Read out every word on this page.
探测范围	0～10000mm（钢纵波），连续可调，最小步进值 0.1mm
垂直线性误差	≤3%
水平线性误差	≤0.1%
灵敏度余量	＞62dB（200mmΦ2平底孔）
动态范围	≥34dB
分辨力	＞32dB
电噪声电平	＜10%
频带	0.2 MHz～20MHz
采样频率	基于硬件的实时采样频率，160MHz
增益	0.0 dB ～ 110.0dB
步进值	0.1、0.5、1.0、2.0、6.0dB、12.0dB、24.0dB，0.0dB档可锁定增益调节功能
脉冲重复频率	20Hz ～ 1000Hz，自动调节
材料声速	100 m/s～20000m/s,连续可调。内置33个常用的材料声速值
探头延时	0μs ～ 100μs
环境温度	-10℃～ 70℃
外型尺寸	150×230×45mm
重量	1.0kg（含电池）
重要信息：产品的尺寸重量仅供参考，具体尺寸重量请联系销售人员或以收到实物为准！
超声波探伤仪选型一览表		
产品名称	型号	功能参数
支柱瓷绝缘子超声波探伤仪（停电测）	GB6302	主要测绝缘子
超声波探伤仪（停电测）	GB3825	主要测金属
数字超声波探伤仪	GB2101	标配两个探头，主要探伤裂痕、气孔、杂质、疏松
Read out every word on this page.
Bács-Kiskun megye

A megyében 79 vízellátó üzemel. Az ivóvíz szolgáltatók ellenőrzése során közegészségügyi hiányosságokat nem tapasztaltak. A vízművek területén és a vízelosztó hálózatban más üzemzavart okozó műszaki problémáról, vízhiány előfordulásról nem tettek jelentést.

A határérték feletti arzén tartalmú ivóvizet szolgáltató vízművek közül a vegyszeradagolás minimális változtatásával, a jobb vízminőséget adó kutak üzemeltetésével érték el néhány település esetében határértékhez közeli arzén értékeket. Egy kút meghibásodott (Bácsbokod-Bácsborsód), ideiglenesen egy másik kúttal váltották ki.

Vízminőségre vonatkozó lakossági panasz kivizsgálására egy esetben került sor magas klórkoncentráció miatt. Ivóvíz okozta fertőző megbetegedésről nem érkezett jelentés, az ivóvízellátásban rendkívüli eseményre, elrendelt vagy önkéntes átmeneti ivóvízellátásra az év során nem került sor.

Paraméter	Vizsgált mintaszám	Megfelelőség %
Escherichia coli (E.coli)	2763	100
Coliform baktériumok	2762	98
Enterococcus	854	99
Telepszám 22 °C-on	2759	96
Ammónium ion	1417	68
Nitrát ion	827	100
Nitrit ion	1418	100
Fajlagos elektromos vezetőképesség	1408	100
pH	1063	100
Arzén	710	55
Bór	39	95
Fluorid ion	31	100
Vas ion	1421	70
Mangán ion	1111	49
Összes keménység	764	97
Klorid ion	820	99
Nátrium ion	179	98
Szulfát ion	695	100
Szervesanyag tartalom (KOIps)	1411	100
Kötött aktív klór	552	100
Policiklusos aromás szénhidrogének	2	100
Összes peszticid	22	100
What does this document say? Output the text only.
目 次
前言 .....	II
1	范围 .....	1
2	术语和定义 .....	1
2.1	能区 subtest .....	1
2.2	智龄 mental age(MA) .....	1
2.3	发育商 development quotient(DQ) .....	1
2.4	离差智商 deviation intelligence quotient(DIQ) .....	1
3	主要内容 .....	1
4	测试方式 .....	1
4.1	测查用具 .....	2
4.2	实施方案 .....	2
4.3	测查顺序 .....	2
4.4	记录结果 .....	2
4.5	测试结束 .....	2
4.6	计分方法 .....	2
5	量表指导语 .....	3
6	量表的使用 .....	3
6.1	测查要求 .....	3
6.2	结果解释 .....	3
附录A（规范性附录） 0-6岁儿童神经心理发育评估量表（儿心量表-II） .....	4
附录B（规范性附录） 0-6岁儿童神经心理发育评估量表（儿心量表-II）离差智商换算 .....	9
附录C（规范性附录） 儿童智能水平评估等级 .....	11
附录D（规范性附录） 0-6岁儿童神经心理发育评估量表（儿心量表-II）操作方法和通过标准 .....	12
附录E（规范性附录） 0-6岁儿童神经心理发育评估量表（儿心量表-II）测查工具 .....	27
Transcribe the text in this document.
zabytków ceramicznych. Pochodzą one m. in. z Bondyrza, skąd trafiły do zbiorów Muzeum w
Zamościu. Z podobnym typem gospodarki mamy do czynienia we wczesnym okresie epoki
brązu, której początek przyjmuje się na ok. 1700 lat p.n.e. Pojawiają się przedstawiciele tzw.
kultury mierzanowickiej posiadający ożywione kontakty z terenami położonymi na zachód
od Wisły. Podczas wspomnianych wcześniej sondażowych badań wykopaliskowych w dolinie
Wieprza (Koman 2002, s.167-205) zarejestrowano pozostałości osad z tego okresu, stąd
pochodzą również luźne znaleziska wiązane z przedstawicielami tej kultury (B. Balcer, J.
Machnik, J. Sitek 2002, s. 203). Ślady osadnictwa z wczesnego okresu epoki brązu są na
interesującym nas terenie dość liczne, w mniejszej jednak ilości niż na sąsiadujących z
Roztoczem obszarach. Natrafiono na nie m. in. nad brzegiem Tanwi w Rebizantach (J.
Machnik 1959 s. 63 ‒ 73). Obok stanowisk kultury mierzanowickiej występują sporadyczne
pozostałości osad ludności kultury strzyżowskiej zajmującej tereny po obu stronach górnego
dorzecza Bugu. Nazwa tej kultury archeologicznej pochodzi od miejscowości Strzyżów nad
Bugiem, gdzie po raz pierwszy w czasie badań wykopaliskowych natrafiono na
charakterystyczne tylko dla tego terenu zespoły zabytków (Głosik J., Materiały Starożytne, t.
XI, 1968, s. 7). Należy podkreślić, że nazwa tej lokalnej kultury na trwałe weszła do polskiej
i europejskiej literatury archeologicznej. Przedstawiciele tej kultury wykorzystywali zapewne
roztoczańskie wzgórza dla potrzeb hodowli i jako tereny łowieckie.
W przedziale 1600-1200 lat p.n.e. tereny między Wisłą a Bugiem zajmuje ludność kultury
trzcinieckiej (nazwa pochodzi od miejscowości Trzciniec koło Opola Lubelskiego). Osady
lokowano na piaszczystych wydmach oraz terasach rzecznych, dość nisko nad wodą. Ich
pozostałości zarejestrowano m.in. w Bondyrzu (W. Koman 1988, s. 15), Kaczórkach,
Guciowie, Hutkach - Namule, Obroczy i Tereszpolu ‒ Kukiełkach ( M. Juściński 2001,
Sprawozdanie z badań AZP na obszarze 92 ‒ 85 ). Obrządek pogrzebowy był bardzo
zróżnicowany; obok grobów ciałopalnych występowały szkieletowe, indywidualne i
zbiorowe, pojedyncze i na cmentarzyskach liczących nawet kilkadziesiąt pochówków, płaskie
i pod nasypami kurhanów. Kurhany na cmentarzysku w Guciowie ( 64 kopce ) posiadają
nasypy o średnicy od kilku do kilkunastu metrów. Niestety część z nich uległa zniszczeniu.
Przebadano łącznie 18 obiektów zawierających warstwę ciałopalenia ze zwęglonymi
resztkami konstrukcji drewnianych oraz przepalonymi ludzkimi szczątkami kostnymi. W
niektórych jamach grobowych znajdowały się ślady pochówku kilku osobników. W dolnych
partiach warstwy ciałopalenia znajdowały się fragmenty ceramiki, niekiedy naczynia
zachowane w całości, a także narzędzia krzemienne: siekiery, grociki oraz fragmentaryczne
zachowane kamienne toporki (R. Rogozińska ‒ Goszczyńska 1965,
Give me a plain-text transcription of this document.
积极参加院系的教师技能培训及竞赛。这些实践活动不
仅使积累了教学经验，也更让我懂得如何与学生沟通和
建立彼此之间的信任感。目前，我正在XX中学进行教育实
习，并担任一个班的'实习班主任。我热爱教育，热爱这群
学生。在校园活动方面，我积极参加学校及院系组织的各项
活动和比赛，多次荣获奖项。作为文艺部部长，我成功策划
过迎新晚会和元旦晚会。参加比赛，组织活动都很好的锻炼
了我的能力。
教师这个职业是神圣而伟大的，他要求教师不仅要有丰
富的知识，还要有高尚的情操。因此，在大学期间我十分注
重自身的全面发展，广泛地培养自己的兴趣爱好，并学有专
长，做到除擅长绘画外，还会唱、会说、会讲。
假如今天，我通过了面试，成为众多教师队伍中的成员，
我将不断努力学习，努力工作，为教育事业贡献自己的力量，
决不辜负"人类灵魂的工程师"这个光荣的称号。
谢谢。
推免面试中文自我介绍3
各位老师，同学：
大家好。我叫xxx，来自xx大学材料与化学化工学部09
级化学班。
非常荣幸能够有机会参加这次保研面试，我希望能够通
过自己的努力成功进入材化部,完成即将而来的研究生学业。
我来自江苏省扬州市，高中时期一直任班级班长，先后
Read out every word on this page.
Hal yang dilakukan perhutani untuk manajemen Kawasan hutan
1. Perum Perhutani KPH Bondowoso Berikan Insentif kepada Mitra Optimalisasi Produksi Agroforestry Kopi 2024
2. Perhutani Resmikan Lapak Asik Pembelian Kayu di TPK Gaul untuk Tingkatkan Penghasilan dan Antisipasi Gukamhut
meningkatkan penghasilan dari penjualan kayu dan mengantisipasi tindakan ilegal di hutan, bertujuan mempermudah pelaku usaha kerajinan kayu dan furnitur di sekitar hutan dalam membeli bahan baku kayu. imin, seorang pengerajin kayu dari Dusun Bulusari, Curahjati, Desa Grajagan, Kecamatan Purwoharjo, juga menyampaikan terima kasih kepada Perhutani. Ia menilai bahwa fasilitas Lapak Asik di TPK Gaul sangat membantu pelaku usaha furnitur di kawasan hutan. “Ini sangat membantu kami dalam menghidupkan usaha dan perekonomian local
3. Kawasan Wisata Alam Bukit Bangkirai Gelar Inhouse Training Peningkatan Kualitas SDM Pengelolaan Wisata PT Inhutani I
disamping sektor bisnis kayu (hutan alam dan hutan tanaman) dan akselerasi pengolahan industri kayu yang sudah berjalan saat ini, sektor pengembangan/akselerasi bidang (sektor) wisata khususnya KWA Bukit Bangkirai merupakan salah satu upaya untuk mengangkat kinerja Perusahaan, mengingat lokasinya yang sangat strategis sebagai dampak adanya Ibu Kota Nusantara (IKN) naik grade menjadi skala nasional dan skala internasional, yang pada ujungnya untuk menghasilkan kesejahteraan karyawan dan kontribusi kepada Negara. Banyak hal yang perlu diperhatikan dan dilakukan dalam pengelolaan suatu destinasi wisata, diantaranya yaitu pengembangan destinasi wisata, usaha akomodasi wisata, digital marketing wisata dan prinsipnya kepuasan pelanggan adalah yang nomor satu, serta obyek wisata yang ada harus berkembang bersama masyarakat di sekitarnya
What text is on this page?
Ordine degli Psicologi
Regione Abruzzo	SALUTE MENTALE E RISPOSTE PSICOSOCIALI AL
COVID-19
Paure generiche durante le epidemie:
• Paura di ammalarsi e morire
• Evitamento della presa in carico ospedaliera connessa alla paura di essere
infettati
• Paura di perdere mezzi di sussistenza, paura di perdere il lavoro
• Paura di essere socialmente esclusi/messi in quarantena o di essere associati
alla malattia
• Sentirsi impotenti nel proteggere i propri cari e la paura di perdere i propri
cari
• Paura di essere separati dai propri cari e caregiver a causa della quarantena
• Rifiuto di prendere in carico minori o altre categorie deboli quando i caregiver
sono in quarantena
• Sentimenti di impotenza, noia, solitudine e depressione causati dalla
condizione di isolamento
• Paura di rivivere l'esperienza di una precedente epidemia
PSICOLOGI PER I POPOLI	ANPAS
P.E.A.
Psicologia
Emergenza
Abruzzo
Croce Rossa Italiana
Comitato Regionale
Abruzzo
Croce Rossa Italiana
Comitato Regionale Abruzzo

▸ **OBJECTIVE**
In the listing above, locate each line with "儿心量表" and copy it.

▸ **ANSWER**
附录A（规范性附录） 0-6岁儿童神经心理发育评估量表（儿心量表-II） .....	4
附录B（规范性附录） 0-6岁儿童神经心理发育评估量表（儿心量表-II）离差智商换算 .....	9
附录D（规范性附录） 0-6岁儿童神经心理发育评估量表（儿心量表-II）操作方法和通过标准 .....	12
附录E（规范性附录） 0-6岁儿童神经心理发育评估量表（儿心量表-II）测查工具 .....	27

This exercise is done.